Directive → Extract, exactly as written, all lines of the material below from the line that includes "Read all visible content and emit it as JSON." through its last line.

Given data →
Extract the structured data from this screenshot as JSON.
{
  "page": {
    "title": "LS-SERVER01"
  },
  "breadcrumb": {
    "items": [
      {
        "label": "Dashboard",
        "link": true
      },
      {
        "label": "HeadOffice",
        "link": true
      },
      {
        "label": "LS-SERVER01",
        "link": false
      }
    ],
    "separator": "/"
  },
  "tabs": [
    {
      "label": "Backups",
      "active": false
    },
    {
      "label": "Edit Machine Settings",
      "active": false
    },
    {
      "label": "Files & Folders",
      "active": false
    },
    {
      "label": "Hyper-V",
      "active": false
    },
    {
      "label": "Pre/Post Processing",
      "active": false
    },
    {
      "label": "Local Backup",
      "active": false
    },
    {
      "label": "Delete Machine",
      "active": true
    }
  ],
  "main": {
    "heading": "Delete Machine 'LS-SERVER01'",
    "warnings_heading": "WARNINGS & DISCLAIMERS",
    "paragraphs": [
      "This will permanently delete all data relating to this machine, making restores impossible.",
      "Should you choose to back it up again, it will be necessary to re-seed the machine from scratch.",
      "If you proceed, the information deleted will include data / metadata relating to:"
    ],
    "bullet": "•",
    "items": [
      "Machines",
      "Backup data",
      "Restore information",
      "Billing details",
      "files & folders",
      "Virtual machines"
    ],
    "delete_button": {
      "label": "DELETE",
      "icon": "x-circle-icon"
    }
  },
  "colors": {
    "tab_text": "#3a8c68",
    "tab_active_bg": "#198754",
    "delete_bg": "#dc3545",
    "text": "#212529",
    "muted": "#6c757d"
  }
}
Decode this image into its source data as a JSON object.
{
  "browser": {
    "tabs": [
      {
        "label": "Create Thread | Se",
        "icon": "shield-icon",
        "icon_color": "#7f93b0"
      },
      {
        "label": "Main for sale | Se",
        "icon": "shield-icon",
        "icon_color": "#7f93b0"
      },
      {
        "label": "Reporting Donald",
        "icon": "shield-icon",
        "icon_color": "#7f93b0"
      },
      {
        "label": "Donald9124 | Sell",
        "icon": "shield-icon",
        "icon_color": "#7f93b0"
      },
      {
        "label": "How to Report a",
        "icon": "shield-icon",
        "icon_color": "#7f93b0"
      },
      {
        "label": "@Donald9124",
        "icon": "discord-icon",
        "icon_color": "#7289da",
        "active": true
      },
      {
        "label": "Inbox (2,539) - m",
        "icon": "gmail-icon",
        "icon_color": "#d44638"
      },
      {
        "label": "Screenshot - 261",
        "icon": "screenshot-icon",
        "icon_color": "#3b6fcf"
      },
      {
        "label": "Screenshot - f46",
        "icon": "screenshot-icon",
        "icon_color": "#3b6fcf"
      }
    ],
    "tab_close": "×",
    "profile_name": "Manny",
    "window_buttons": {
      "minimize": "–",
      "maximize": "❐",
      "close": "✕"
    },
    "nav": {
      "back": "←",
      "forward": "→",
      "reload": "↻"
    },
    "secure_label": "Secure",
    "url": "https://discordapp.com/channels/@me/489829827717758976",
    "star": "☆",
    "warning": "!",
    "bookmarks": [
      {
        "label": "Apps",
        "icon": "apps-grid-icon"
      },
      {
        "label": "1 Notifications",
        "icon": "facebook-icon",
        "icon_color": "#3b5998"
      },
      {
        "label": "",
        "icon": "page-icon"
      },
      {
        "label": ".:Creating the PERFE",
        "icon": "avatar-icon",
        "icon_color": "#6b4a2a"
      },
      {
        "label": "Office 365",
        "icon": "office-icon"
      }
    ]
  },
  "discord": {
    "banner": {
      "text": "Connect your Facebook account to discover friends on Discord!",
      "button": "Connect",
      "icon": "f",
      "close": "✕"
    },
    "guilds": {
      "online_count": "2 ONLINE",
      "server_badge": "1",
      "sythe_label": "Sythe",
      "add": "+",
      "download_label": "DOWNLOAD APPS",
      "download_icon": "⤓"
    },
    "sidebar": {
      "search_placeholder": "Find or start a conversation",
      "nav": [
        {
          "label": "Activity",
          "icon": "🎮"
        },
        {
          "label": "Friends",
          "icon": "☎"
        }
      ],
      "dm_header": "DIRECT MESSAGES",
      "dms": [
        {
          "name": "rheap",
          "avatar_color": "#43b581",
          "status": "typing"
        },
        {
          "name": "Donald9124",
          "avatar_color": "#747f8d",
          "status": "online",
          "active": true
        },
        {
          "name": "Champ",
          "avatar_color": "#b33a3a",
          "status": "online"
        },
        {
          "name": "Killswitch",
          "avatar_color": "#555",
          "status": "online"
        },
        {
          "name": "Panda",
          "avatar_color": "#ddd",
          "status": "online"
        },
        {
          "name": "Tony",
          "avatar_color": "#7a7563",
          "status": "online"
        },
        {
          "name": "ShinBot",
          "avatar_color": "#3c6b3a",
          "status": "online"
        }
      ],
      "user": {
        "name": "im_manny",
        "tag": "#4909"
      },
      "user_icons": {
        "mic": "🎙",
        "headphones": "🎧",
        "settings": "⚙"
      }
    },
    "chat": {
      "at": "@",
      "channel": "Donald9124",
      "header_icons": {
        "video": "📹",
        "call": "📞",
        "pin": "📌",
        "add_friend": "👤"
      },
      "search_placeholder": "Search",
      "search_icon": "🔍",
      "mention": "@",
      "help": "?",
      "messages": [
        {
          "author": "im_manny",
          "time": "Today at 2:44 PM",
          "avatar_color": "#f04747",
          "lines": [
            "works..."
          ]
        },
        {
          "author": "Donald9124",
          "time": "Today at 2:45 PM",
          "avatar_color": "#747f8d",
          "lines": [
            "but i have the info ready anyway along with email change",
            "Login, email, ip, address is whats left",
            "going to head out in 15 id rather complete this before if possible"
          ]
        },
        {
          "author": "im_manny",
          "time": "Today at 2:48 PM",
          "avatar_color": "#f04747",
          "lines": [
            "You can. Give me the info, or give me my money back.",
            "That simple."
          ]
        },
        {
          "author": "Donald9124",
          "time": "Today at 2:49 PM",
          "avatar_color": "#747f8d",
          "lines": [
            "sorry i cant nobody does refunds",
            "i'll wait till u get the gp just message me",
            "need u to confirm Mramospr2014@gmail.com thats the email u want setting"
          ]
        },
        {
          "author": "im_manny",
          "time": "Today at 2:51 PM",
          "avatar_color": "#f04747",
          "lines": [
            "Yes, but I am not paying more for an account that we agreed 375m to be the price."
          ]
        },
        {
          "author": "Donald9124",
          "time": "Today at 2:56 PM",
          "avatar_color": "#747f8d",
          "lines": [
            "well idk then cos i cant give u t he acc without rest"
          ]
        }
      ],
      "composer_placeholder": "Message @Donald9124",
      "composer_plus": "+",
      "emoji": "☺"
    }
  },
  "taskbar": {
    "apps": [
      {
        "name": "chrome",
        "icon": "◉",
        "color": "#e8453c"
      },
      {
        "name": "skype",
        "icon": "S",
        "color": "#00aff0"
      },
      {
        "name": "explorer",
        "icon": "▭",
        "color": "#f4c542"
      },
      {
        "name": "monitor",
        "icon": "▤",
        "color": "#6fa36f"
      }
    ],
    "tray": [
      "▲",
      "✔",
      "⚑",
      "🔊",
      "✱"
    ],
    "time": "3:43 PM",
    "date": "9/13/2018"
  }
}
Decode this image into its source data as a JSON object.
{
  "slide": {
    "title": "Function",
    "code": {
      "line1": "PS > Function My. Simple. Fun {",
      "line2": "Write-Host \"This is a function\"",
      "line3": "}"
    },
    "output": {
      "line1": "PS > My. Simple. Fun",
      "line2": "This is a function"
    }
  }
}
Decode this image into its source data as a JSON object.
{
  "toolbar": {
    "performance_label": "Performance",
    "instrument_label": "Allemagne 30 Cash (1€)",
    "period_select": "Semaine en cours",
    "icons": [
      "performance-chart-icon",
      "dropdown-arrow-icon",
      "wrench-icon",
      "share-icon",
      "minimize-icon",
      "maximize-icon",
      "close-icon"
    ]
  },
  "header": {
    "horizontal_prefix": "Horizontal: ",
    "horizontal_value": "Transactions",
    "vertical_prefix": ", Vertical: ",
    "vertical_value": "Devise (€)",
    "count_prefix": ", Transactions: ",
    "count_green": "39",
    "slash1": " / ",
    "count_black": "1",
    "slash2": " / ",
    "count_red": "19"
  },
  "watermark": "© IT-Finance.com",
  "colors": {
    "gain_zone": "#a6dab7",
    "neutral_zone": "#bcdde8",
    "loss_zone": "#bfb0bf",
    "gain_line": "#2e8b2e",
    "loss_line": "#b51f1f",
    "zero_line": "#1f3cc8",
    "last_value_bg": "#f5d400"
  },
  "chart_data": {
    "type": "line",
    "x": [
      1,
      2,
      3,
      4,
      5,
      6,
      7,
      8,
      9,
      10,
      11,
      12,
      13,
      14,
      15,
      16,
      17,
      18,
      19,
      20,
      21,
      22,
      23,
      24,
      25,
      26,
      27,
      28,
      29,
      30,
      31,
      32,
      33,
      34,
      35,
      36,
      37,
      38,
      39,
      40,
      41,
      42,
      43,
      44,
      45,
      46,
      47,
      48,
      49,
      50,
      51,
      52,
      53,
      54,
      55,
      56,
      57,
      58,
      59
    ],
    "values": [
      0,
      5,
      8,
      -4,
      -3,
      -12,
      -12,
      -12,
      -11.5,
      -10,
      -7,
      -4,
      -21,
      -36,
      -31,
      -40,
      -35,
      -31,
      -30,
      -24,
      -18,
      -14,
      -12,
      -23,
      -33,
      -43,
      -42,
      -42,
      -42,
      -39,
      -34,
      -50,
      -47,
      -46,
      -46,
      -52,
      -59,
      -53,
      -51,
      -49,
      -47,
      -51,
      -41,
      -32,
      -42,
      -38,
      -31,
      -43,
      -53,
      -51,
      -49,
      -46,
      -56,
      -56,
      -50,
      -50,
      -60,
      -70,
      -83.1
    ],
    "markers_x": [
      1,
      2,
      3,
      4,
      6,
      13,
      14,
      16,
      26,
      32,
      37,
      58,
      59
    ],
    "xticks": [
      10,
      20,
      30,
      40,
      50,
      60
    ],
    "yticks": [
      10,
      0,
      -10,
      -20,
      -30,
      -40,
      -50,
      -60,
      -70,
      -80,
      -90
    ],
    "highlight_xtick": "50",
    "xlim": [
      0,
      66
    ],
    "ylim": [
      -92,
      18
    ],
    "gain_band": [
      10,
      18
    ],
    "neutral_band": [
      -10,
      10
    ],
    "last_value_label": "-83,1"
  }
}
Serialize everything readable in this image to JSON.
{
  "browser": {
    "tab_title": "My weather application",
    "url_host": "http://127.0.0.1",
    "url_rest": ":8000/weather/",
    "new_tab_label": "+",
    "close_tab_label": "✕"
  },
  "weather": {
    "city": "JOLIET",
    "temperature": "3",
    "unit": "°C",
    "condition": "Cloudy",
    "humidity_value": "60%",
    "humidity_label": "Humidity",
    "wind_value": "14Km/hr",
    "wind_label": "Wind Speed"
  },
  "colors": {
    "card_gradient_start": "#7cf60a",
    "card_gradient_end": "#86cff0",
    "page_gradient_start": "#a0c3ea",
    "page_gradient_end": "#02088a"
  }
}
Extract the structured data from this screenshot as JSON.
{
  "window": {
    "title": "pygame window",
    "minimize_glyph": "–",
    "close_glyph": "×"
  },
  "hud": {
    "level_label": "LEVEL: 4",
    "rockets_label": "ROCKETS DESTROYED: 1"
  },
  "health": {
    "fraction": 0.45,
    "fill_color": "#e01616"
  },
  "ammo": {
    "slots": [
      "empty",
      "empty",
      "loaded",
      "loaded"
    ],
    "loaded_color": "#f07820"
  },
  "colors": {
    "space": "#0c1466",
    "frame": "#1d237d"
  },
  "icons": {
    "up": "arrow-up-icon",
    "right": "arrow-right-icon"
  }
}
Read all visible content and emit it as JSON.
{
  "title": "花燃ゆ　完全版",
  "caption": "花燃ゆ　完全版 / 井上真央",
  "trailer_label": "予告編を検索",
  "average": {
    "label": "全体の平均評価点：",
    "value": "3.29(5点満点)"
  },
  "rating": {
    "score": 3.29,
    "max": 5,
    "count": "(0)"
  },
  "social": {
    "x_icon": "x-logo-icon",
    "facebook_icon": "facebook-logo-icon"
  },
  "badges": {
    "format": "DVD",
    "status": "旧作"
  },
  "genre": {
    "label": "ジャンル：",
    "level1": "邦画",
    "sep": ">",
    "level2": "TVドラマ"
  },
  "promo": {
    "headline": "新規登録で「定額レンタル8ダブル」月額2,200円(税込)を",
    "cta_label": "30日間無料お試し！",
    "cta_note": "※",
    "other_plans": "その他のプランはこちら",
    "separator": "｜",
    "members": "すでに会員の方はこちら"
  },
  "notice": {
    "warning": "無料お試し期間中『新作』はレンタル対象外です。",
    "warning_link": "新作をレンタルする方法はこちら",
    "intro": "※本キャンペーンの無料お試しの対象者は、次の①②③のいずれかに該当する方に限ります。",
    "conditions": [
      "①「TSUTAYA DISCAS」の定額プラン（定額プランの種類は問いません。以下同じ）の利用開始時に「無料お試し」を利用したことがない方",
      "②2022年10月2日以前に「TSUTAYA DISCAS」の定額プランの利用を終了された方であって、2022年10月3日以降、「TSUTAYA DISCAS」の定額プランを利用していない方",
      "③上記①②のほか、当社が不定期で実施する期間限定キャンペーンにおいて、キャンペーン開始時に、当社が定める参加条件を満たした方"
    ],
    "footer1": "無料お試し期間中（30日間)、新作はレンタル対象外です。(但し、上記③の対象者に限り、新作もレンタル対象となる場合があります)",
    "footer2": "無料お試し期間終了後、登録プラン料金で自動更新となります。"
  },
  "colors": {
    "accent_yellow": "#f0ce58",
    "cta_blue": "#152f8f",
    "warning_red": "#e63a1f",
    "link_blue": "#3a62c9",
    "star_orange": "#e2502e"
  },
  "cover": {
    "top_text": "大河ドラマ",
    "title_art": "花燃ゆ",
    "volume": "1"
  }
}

Full solution →
Read all visible content and emit it as JSON.
{
  "title": "花燃ゆ　完全版",
  "caption": "花燃ゆ　完全版 / 井上真央",
  "trailer_label": "予告編を検索",
  "average": {
    "label": "全体の平均評価点：",
    "value": "3.29(5点満点)"
  },
  "rating": {
    "score": 3.29,
    "max": 5,
    "count": "(0)"
  },
  "social": {
    "x_icon": "x-logo-icon",
    "facebook_icon": "facebook-logo-icon"
  },
  "badges": {
    "format": "DVD",
    "status": "旧作"
  },
  "genre": {
    "label": "ジャンル：",
    "level1": "邦画",
    "sep": ">",
    "level2": "TVドラマ"
  },
  "promo": {
    "headline": "新規登録で「定額レンタル8ダブル」月額2,200円(税込)を",
    "cta_label": "30日間無料お試し！",
    "cta_note": "※",
    "other_plans": "その他のプランはこちら",
    "separator": "｜",
    "members": "すでに会員の方はこちら"
  },
  "notice": {
    "warning": "無料お試し期間中『新作』はレンタル対象外です。",
    "warning_link": "新作をレンタルする方法はこちら",
    "intro": "※本キャンペーンの無料お試しの対象者は、次の①②③のいずれかに該当する方に限ります。",
    "conditions": [
      "①「TSUTAYA DISCAS」の定額プラン（定額プランの種類は問いません。以下同じ）の利用開始時に「無料お試し」を利用したことがない方",
      "②2022年10月2日以前に「TSUTAYA DISCAS」の定額プランの利用を終了された方であって、2022年10月3日以降、「TSUTAYA DISCAS」の定額プランを利用していない方",
      "③上記①②のほか、当社が不定期で実施する期間限定キャンペーンにおいて、キャンペーン開始時に、当社が定める参加条件を満たした方"
    ],
    "footer1": "無料お試し期間中（30日間)、新作はレンタル対象外です。(但し、上記③の対象者に限り、新作もレンタル対象となる場合があります)",
    "footer2": "無料お試し期間終了後、登録プラン料金で自動更新となります。"
  },
  "colors": {
    "accent_yellow": "#f0ce58",
    "cta_blue": "#152f8f",
    "warning_red": "#e63a1f",
    "link_blue": "#3a62c9",
    "star_orange": "#e2502e"
  },
  "cover": {
    "top_text": "大河ドラマ",
    "title_art": "花燃ゆ",
    "volume": "1"
  }
}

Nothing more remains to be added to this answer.